-- Start of Data for this task --
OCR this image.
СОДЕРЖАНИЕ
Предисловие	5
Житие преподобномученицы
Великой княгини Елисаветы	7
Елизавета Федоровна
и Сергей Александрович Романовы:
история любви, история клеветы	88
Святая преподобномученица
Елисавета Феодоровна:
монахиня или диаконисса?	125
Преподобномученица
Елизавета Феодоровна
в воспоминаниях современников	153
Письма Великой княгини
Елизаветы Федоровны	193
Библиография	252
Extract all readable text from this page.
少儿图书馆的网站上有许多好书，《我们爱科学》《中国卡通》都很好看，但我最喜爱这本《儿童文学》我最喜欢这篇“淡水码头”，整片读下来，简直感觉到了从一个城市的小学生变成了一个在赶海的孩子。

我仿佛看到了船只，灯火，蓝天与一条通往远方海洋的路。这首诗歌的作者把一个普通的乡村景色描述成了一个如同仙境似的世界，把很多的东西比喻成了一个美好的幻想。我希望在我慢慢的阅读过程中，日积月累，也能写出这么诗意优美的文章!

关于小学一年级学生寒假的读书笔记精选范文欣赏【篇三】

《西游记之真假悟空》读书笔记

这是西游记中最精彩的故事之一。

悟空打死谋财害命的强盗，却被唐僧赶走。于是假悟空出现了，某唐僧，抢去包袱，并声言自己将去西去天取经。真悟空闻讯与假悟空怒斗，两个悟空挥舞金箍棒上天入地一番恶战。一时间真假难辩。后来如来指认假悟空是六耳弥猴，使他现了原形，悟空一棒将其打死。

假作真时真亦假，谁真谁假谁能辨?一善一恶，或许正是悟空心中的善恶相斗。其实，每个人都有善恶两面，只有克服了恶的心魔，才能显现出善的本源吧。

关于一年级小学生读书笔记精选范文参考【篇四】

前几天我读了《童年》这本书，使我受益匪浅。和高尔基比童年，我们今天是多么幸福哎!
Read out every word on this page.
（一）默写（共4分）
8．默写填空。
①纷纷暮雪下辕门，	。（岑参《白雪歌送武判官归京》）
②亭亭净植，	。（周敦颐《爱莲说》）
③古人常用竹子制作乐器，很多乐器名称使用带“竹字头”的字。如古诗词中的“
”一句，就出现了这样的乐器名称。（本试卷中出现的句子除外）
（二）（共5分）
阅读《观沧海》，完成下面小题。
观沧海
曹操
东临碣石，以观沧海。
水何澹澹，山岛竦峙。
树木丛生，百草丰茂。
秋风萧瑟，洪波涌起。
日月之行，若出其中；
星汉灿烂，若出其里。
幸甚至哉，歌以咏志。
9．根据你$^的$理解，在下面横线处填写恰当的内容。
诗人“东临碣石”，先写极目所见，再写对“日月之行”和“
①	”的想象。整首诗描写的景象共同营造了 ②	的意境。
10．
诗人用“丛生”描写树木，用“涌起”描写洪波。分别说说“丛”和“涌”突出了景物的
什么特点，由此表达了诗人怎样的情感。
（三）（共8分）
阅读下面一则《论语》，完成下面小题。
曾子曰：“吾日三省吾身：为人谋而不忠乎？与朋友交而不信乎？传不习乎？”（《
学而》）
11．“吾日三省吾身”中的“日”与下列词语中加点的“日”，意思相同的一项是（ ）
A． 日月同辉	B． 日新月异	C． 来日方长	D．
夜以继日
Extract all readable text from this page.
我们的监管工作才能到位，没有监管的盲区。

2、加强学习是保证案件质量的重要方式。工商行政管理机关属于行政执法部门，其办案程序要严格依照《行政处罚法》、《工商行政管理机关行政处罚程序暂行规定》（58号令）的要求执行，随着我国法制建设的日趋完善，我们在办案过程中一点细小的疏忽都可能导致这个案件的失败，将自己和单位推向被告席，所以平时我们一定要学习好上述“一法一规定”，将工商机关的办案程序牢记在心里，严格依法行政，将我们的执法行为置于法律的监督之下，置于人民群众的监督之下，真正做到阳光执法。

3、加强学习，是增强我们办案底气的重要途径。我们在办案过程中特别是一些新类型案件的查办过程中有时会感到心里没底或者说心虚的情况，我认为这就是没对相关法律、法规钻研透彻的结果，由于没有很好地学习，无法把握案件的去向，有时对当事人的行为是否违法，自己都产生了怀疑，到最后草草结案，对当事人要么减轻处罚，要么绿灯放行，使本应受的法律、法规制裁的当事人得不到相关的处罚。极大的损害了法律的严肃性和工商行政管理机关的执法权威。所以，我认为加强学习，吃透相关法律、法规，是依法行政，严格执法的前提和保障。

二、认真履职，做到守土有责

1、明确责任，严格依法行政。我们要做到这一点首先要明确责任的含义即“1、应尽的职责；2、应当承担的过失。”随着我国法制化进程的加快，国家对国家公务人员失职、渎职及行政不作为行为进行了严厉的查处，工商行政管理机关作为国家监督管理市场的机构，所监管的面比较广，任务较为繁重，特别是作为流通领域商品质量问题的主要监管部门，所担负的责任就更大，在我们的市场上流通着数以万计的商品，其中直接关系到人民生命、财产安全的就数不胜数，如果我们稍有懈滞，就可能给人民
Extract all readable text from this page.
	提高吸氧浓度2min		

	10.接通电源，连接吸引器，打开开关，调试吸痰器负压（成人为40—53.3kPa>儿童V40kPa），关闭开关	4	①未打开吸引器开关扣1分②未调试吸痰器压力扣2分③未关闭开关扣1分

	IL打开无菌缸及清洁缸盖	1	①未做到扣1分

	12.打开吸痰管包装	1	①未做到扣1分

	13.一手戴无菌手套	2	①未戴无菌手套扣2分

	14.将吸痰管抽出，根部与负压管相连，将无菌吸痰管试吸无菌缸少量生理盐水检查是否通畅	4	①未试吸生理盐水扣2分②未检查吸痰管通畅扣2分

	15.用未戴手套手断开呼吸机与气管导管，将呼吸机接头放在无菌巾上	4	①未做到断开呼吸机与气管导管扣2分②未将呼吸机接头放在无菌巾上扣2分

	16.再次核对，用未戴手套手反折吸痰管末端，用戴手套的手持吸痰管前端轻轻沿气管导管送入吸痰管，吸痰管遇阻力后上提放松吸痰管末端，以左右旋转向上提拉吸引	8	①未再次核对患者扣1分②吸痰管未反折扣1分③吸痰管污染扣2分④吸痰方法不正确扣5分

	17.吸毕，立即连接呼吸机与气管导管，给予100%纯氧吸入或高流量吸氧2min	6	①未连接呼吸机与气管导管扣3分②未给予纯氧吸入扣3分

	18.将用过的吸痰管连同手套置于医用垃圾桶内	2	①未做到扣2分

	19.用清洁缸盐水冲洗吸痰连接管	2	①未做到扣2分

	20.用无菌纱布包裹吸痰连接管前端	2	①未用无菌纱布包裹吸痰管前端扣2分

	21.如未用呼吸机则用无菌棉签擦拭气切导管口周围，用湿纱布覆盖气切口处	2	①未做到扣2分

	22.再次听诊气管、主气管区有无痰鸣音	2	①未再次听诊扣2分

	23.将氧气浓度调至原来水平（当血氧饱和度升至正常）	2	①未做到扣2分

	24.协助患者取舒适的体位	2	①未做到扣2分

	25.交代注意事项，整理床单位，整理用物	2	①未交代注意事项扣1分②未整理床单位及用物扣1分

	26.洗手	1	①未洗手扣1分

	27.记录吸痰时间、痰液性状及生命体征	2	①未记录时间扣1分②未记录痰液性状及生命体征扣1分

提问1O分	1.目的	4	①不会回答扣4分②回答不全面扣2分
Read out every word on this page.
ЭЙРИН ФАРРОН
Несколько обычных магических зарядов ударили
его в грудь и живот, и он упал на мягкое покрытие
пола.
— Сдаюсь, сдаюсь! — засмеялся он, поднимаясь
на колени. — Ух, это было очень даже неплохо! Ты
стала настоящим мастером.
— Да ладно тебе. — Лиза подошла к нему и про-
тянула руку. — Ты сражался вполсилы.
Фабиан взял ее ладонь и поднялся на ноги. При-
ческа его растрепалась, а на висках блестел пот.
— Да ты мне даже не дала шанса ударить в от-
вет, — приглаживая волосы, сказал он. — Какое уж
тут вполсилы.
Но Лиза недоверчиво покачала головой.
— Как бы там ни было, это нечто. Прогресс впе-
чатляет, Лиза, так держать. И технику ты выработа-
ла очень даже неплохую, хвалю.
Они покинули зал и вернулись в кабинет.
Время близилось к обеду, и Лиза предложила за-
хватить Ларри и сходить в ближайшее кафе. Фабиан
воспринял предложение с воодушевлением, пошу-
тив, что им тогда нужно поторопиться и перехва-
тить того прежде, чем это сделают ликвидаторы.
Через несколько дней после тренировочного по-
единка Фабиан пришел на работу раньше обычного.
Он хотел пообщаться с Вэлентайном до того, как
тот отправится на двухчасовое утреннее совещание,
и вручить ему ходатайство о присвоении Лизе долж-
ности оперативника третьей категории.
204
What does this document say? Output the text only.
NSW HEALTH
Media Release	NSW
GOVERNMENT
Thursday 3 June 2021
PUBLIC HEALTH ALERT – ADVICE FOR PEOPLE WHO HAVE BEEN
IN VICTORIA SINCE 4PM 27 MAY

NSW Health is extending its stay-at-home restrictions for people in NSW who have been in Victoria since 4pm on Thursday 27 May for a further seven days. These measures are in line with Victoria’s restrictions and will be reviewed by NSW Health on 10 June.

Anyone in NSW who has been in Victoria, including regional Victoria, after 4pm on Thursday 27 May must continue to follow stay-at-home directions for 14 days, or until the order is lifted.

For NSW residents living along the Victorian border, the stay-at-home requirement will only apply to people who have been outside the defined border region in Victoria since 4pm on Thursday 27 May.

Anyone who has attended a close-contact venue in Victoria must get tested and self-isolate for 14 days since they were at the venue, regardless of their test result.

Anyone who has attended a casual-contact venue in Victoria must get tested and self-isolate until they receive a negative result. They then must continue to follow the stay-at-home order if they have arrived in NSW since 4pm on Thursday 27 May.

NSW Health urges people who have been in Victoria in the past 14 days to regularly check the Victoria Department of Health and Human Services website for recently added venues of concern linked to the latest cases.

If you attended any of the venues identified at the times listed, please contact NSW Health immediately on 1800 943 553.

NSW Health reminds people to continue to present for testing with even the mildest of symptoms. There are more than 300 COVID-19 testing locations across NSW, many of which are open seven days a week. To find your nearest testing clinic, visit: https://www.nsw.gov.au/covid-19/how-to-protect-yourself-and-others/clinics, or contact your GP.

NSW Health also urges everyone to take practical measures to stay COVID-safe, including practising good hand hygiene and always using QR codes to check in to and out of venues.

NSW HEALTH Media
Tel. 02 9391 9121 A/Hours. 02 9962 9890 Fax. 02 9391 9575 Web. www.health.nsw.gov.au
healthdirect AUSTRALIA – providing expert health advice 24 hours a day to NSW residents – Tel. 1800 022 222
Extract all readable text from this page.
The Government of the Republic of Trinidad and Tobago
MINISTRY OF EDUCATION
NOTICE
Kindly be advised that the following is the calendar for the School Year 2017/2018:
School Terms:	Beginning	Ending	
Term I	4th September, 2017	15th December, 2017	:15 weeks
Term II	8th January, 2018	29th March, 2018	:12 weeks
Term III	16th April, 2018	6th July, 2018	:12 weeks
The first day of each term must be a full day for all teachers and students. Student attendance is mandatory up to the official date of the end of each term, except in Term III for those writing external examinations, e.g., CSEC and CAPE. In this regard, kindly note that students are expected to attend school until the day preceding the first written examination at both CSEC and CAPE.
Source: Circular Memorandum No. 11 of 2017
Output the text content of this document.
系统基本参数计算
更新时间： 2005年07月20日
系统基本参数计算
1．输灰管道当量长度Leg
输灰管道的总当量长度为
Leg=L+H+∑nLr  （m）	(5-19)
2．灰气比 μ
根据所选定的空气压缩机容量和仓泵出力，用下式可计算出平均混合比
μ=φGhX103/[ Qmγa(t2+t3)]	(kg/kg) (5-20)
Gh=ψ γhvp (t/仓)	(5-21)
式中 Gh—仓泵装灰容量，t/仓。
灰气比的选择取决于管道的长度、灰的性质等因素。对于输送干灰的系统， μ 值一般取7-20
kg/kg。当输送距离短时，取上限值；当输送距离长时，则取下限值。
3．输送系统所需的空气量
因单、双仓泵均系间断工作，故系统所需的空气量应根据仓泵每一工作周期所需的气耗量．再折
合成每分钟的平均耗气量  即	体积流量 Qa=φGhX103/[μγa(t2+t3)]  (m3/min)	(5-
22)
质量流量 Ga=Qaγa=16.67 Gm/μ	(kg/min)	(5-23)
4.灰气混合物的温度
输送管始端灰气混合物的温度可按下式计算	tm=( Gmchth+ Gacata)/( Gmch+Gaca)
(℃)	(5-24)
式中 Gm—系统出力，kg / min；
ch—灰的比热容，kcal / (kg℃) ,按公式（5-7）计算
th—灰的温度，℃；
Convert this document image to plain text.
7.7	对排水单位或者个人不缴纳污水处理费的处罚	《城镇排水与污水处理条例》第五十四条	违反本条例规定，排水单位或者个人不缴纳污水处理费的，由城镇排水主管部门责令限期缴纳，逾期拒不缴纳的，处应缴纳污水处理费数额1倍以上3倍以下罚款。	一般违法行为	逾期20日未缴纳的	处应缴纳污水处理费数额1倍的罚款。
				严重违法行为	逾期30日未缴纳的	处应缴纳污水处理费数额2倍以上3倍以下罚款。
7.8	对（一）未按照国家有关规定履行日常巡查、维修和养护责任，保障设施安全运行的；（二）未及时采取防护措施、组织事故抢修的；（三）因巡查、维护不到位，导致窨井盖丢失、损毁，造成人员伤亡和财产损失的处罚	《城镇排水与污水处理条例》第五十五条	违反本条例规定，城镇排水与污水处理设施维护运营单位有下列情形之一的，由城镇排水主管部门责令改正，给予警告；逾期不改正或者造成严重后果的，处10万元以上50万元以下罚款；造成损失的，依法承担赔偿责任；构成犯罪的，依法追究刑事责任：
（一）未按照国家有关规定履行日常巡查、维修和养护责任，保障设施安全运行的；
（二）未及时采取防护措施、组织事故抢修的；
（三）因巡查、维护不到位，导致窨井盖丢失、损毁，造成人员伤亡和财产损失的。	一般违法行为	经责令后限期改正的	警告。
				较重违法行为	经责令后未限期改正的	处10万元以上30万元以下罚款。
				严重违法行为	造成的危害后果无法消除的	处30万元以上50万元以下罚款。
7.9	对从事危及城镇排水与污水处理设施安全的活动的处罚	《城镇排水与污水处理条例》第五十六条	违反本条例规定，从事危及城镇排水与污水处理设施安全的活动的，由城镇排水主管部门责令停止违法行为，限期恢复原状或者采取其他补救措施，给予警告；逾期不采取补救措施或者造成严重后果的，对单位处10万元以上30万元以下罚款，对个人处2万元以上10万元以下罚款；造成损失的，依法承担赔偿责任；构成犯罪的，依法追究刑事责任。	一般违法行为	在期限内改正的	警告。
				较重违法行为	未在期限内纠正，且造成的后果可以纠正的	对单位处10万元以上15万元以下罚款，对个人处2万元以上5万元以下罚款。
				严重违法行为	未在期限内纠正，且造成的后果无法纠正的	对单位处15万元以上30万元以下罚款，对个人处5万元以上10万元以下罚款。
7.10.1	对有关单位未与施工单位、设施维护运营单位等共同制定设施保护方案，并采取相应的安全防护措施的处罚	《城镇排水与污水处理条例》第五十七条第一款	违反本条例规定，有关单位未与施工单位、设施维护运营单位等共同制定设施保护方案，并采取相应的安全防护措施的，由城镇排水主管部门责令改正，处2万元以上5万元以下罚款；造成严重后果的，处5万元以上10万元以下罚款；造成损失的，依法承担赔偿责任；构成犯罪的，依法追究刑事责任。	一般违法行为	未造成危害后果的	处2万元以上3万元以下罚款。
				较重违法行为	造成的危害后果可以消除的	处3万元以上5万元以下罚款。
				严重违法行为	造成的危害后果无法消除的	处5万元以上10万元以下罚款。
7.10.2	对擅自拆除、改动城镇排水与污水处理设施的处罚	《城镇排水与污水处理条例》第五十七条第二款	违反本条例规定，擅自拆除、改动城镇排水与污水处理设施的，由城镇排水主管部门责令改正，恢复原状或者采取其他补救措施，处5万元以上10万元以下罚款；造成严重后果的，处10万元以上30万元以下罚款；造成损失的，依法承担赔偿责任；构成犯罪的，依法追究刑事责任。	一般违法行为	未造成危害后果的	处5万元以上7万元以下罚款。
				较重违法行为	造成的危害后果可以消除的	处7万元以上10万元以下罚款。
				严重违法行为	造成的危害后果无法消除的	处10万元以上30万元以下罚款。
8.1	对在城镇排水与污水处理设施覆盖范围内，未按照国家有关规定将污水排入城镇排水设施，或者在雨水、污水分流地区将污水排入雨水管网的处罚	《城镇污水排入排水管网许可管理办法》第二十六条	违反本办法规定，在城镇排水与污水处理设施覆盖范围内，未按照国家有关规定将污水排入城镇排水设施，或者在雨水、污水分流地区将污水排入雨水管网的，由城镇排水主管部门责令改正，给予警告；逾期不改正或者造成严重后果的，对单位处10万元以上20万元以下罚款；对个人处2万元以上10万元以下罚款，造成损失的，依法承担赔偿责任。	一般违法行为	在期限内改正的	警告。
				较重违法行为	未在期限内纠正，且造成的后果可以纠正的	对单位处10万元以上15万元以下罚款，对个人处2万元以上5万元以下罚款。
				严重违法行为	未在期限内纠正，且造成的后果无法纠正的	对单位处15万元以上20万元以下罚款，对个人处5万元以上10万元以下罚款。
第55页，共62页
-- End of Data for this task --
Give only the number of lines in the entries above that hold the string "Anyone".

3